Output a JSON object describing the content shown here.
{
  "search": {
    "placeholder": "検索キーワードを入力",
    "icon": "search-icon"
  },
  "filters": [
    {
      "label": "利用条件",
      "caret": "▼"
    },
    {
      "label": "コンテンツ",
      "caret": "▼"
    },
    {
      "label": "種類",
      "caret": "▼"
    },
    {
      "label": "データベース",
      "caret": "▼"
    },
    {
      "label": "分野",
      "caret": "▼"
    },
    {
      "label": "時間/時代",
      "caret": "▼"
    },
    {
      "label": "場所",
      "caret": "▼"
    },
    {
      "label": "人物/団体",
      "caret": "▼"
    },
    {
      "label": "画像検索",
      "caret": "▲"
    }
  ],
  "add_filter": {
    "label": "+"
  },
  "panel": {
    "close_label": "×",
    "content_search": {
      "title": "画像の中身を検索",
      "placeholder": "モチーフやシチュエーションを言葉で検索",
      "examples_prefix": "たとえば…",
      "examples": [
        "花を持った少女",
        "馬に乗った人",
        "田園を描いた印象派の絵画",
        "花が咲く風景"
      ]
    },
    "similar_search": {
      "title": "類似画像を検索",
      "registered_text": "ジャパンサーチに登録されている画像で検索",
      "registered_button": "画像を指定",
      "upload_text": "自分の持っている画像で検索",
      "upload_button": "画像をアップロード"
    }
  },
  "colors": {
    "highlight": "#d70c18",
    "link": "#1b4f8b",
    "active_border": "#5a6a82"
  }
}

■ **What to produce**
Collect the lines of the data that carry the word "placeholder".

■ **Exercise response**
    "placeholder": "検索キーワードを入力",
      "placeholder": "モチーフやシチュエーションを言葉で検索",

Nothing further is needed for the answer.